## Items
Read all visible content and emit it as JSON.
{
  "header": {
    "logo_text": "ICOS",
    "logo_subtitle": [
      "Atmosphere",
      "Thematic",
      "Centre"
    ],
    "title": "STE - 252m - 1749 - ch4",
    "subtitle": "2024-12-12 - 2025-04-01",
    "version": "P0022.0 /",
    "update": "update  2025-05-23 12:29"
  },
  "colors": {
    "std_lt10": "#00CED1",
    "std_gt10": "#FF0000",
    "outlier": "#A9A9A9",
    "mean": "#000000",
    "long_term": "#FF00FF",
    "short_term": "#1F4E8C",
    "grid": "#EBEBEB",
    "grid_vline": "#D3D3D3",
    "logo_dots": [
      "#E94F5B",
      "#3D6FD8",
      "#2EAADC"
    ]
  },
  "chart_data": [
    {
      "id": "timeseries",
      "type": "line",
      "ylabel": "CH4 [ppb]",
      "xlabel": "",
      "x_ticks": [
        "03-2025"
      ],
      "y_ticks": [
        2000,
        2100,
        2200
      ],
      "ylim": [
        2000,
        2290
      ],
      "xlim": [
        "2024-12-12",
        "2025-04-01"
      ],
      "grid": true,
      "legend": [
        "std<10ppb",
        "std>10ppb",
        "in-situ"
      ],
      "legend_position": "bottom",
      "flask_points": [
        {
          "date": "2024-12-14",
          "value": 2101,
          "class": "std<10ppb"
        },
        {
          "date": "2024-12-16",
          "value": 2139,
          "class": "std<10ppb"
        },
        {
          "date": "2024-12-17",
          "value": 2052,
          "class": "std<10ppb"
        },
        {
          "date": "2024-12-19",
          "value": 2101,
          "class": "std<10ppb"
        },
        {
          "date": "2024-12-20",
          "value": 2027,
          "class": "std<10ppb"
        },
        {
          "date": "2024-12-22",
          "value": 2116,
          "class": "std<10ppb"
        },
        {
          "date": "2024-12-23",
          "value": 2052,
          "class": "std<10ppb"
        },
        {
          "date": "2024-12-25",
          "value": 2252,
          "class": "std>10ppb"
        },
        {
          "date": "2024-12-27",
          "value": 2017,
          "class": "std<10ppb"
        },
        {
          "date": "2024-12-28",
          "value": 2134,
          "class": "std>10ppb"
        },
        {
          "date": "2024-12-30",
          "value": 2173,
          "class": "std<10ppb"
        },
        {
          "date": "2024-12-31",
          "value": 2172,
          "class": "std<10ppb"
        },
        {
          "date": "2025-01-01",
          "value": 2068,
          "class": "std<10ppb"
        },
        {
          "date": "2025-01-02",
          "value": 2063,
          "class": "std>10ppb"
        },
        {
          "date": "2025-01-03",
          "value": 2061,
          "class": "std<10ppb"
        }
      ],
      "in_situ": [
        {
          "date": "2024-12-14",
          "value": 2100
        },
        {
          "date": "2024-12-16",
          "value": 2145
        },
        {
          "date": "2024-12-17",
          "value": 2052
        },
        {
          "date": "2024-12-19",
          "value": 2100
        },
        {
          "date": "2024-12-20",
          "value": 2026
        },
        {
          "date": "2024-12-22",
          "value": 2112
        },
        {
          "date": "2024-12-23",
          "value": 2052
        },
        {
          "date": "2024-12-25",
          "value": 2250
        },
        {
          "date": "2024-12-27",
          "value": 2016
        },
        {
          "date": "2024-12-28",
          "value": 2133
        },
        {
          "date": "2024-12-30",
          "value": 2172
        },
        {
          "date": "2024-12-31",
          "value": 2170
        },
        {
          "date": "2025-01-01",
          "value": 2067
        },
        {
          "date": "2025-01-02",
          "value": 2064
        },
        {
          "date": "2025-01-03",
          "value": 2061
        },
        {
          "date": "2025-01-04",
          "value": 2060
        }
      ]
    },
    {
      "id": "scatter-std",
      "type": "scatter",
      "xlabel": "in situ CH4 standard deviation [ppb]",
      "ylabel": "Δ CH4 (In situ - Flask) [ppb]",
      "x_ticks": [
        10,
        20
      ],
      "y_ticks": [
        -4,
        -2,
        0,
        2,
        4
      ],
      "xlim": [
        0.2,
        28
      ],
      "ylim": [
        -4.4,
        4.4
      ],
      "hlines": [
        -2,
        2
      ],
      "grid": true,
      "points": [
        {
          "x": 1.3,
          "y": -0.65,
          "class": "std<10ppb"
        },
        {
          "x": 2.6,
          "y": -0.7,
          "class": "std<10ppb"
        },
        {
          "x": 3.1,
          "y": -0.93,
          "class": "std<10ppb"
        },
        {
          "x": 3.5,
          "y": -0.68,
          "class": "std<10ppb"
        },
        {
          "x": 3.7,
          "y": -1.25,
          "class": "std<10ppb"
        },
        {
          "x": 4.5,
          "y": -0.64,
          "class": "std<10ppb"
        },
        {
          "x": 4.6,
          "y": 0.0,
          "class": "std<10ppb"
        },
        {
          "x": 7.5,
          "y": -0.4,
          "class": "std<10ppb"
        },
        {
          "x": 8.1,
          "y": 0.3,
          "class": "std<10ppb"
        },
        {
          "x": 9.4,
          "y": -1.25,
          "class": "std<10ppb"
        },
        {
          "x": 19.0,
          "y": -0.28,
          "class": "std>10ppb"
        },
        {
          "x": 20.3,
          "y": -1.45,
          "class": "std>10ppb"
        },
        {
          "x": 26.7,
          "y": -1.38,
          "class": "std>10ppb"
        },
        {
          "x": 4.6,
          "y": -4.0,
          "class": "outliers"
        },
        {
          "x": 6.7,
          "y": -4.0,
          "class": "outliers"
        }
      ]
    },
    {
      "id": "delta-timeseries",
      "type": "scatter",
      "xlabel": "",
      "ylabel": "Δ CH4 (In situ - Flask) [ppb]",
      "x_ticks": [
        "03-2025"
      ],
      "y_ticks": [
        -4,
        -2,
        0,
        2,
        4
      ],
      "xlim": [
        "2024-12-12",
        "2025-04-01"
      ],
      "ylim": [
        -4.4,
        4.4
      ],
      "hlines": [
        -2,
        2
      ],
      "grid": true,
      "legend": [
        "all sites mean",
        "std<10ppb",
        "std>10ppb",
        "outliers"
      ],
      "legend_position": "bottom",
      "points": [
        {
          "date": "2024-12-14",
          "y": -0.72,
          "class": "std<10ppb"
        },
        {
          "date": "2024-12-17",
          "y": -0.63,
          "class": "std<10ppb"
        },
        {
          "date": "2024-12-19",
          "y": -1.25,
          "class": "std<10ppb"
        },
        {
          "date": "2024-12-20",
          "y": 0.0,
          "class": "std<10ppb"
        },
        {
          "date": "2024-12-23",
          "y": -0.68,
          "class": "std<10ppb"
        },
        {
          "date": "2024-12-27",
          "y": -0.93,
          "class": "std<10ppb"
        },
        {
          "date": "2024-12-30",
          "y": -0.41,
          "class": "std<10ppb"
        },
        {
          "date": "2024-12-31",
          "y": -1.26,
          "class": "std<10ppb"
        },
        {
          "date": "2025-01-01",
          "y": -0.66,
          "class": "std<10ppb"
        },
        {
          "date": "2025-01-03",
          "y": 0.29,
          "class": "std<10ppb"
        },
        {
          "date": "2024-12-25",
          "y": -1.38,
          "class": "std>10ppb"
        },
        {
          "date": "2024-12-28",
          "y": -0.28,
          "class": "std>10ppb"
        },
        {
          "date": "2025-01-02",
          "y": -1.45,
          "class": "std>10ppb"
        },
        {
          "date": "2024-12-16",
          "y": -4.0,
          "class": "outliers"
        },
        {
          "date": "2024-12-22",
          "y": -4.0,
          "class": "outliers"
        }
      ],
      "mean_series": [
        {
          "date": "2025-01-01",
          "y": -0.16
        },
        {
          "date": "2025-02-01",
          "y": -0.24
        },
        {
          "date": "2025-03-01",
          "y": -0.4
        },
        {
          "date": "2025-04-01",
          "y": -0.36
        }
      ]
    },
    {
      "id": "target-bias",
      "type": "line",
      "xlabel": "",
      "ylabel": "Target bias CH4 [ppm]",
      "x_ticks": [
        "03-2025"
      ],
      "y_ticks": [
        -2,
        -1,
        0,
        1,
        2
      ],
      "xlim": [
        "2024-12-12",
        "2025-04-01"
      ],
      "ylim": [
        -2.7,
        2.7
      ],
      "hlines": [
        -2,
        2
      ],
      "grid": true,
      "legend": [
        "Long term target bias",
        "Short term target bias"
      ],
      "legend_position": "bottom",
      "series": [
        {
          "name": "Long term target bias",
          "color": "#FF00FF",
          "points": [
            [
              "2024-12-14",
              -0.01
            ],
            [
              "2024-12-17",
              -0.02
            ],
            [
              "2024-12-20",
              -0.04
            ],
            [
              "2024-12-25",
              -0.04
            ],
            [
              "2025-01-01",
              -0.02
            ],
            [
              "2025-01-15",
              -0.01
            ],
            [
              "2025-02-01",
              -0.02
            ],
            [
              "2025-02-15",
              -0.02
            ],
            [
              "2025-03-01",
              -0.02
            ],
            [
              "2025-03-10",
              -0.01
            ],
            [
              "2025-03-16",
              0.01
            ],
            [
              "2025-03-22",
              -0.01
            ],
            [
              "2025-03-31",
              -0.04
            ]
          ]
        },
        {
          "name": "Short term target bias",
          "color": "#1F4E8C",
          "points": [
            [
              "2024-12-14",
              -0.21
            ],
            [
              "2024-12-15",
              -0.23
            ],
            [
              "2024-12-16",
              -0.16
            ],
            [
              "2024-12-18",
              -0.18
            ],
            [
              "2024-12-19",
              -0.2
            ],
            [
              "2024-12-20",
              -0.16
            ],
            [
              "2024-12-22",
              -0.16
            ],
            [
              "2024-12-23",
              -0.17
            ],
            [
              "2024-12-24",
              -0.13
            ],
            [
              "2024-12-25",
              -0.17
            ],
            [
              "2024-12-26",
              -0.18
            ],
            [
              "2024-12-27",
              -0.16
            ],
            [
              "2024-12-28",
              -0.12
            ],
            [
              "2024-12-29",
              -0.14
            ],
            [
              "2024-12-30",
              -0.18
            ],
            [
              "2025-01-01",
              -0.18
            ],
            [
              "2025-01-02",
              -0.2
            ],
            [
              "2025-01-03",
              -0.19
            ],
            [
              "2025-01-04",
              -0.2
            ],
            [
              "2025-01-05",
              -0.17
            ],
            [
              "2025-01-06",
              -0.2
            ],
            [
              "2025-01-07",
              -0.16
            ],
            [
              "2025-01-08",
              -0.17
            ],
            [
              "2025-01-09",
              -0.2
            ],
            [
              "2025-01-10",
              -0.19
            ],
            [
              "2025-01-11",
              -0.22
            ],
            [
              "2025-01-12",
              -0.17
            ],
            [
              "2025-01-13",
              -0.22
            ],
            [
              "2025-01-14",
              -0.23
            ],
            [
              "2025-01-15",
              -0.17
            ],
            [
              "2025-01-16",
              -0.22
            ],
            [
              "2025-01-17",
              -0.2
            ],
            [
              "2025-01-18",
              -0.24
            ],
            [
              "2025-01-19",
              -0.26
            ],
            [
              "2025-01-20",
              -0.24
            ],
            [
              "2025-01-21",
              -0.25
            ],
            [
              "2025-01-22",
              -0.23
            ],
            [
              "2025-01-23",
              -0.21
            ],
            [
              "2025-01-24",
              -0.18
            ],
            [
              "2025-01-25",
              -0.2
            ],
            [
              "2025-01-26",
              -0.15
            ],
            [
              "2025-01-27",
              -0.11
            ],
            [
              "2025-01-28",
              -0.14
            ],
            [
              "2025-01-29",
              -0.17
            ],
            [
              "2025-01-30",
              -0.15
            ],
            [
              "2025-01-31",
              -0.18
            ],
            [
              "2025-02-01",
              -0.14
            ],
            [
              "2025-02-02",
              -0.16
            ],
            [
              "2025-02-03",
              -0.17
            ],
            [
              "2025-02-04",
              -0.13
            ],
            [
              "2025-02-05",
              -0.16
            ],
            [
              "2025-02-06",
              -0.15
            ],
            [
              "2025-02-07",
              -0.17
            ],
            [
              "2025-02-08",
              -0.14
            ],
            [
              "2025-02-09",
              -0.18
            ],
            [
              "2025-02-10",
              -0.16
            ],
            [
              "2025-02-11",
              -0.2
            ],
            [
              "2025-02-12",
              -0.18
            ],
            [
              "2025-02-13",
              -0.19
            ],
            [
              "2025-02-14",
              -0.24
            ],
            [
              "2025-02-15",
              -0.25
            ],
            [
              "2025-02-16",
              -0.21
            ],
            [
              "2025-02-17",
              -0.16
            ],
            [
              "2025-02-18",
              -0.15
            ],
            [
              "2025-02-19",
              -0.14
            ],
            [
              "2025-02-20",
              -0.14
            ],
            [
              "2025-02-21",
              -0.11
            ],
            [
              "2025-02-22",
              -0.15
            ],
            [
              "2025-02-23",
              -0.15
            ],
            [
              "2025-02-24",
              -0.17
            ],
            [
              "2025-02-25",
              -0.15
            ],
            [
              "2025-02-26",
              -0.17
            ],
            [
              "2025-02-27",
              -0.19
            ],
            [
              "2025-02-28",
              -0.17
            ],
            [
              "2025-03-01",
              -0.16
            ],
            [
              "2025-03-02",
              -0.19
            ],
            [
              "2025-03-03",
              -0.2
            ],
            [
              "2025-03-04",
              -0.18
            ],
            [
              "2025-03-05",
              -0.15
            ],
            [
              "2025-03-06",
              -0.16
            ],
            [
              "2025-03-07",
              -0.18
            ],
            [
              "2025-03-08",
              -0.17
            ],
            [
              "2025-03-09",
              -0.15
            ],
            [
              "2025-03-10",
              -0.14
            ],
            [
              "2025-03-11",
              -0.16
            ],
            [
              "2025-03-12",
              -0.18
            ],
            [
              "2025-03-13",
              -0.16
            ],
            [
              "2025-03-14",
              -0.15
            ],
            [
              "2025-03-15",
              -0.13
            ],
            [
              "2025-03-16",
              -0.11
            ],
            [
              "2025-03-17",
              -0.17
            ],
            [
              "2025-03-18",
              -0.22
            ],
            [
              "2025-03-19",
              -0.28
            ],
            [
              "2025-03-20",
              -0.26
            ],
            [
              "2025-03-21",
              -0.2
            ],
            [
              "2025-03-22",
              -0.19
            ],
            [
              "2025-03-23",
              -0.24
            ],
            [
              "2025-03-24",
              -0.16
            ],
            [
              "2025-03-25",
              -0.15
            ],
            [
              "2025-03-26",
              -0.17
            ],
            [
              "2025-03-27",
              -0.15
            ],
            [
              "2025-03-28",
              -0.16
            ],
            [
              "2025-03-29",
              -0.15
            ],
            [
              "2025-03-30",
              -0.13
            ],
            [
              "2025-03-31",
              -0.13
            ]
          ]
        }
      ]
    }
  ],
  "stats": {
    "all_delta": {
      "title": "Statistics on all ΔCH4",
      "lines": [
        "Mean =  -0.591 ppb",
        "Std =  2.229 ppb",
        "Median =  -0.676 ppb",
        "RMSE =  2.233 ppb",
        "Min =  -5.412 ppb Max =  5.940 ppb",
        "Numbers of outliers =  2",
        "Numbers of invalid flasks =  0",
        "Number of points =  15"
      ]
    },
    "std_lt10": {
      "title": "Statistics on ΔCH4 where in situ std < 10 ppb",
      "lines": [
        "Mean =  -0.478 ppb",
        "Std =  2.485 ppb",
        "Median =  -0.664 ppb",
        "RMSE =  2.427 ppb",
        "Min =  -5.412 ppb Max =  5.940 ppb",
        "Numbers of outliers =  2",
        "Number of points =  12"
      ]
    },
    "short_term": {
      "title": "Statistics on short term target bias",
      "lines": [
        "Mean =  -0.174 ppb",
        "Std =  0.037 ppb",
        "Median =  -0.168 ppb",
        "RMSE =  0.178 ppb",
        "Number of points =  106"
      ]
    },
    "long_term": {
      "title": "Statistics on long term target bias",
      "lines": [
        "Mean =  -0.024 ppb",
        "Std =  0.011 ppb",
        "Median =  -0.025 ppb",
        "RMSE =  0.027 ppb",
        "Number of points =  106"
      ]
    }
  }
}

## Stated problem
Locate all lines in the listing above with the word "ylabel". Copy them.

## Answer to this task
      "ylabel": "CH4 [ppb]",
      "ylabel": "Δ CH4 (In situ - Flask) [ppb]",
      "ylabel": "Δ CH4 (In situ - Flask) [ppb]",
      "ylabel": "Target bias CH4 [ppm]",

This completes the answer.